Challenge.
Please copy each of the entries below word for word, line by line, with nothing changed or left out.

Exercise inputs.
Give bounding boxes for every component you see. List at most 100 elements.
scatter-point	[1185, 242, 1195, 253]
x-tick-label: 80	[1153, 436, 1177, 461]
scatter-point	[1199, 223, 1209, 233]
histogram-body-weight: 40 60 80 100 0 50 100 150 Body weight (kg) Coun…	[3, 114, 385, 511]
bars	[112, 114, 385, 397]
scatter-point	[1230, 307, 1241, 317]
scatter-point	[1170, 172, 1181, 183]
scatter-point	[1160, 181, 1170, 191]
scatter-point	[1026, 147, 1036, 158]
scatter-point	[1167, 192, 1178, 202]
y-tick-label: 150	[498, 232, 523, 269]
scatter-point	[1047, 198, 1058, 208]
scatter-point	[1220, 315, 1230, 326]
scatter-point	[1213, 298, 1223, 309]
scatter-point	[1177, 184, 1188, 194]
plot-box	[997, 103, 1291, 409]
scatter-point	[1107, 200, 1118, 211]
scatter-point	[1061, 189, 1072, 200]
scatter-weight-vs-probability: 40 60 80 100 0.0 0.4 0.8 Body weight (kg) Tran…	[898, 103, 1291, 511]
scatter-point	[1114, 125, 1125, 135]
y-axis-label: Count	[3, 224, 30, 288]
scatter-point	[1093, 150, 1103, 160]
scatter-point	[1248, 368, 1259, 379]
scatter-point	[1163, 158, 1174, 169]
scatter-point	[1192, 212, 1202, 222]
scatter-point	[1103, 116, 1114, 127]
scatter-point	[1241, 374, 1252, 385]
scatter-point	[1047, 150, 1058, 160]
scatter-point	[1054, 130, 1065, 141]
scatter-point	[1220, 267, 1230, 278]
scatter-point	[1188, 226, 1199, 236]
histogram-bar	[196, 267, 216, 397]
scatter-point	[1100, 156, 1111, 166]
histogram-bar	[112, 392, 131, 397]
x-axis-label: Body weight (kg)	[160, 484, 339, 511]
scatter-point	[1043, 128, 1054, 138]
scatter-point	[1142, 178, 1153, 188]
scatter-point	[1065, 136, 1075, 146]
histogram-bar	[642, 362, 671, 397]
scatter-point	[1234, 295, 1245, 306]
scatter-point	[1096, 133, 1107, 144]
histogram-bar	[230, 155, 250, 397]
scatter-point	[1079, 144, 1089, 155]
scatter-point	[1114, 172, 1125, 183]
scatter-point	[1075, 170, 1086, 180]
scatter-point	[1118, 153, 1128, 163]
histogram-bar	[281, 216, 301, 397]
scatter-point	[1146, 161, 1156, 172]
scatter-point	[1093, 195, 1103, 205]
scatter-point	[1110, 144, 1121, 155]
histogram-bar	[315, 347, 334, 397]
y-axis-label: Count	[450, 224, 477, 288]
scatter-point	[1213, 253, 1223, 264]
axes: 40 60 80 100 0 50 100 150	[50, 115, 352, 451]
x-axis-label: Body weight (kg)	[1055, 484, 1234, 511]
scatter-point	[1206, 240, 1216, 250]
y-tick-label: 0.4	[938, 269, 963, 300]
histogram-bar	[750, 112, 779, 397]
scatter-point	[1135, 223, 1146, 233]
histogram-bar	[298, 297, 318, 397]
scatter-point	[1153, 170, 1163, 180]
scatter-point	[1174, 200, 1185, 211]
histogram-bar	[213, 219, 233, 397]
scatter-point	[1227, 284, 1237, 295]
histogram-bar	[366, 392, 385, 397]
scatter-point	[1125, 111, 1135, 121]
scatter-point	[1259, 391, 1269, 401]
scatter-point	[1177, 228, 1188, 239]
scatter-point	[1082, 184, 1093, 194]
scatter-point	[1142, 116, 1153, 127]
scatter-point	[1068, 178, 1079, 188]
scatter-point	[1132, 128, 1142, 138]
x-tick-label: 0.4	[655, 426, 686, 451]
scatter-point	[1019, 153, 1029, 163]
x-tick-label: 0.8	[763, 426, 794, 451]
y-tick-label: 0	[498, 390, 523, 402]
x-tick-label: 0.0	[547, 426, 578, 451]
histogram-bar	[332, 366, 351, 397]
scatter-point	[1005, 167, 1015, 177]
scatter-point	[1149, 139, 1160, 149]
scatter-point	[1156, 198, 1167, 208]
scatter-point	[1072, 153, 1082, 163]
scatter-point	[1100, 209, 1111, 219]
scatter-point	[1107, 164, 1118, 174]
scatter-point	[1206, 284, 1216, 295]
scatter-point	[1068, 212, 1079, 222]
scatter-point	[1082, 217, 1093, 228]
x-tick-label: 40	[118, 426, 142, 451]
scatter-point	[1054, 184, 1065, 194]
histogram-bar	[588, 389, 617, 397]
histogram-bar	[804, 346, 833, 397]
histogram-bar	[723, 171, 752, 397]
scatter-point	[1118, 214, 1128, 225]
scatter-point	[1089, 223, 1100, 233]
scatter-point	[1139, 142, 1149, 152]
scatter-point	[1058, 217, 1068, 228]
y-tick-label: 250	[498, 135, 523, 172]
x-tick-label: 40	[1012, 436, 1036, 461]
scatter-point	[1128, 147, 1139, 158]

Solution for this problem.
Give bounding boxes for every component you see. List at most 100 elements.
scatter-point	[1185, 242, 1195, 253]
x-tick-label: 80	[1153, 436, 1177, 461]
scatter-point	[1199, 223, 1209, 233]
histogram-body-weight: 40 60 80 100 0 50 100 150 Body weight (kg) Coun…	[3, 114, 385, 511]
bars	[112, 114, 385, 397]
scatter-point	[1230, 307, 1241, 317]
scatter-point	[1170, 172, 1181, 183]
scatter-point	[1160, 181, 1170, 191]
scatter-point	[1026, 147, 1036, 158]
scatter-point	[1167, 192, 1178, 202]
y-tick-label: 150	[498, 232, 523, 269]
scatter-point	[1047, 198, 1058, 208]
scatter-point	[1220, 315, 1230, 326]
scatter-point	[1213, 298, 1223, 309]
scatter-point	[1177, 184, 1188, 194]
plot-box	[997, 103, 1291, 409]
scatter-point	[1107, 200, 1118, 211]
scatter-point	[1061, 189, 1072, 200]
scatter-weight-vs-probability: 40 60 80 100 0.0 0.4 0.8 Body weight (kg) Tran…	[898, 103, 1291, 511]
scatter-point	[1114, 125, 1125, 135]
y-axis-label: Count	[3, 224, 30, 288]
scatter-point	[1093, 150, 1103, 160]
scatter-point	[1248, 368, 1259, 379]
scatter-point	[1163, 158, 1174, 169]
scatter-point	[1192, 212, 1202, 222]
scatter-point	[1103, 116, 1114, 127]
scatter-point	[1241, 374, 1252, 385]
scatter-point	[1047, 150, 1058, 160]
scatter-point	[1054, 130, 1065, 141]
scatter-point	[1220, 267, 1230, 278]
scatter-point	[1188, 226, 1199, 236]
histogram-bar	[196, 267, 216, 397]
scatter-point	[1100, 156, 1111, 166]
histogram-bar	[112, 392, 131, 397]
x-axis-label: Body weight (kg)	[160, 484, 339, 511]
scatter-point	[1043, 128, 1054, 138]
scatter-point	[1142, 178, 1153, 188]
scatter-point	[1065, 136, 1075, 146]
histogram-bar	[642, 362, 671, 397]
scatter-point	[1234, 295, 1245, 306]
scatter-point	[1096, 133, 1107, 144]
histogram-bar	[230, 155, 250, 397]
scatter-point	[1079, 144, 1089, 155]
scatter-point	[1114, 172, 1125, 183]
scatter-point	[1075, 170, 1086, 180]
scatter-point	[1118, 153, 1128, 163]
histogram-bar	[281, 216, 301, 397]
scatter-point	[1146, 161, 1156, 172]
scatter-point	[1093, 195, 1103, 205]
scatter-point	[1110, 144, 1121, 155]
histogram-bar	[315, 347, 334, 397]
y-axis-label: Count	[450, 224, 477, 288]
scatter-point	[1213, 253, 1223, 264]
axes: 40 60 80 100 0 50 100 150	[50, 115, 352, 451]
x-axis-label: Body weight (kg)	[1055, 484, 1234, 511]
scatter-point	[1206, 240, 1216, 250]
y-tick-label: 0.4	[938, 269, 963, 300]
histogram-bar	[750, 112, 779, 397]
scatter-point	[1135, 223, 1146, 233]
histogram-bar	[298, 297, 318, 397]
scatter-point	[1153, 170, 1163, 180]
scatter-point	[1174, 200, 1185, 211]
histogram-bar	[213, 219, 233, 397]
scatter-point	[1227, 284, 1237, 295]
histogram-bar	[366, 392, 385, 397]
scatter-point	[1125, 111, 1135, 121]
scatter-point	[1259, 391, 1269, 401]
scatter-point	[1177, 228, 1188, 239]
scatter-point	[1082, 184, 1093, 194]
scatter-point	[1142, 116, 1153, 127]
scatter-point	[1068, 178, 1079, 188]
scatter-point	[1132, 128, 1142, 138]
x-tick-label: 0.4	[655, 426, 686, 451]
scatter-point	[1019, 153, 1029, 163]
x-tick-label: 0.8	[763, 426, 794, 451]
y-tick-label: 0	[498, 390, 523, 402]
x-tick-label: 0.0	[547, 426, 578, 451]
histogram-bar	[332, 366, 351, 397]
scatter-point	[1005, 167, 1015, 177]
scatter-point	[1149, 139, 1160, 149]
scatter-point	[1156, 198, 1167, 208]
scatter-point	[1072, 153, 1082, 163]
scatter-point	[1100, 209, 1111, 219]
scatter-point	[1107, 164, 1118, 174]
scatter-point	[1206, 284, 1216, 295]
scatter-point	[1068, 212, 1079, 222]
scatter-point	[1082, 217, 1093, 228]
x-tick-label: 40	[118, 426, 142, 451]
scatter-point	[1054, 184, 1065, 194]
histogram-bar	[588, 389, 617, 397]
histogram-bar	[804, 346, 833, 397]
histogram-bar	[723, 171, 752, 397]
scatter-point	[1118, 214, 1128, 225]
scatter-point	[1089, 223, 1100, 233]
scatter-point	[1139, 142, 1149, 152]
scatter-point	[1058, 217, 1068, 228]
y-tick-label: 250	[498, 135, 523, 172]
x-tick-label: 40	[1012, 436, 1036, 461]
scatter-point	[1128, 147, 1139, 158]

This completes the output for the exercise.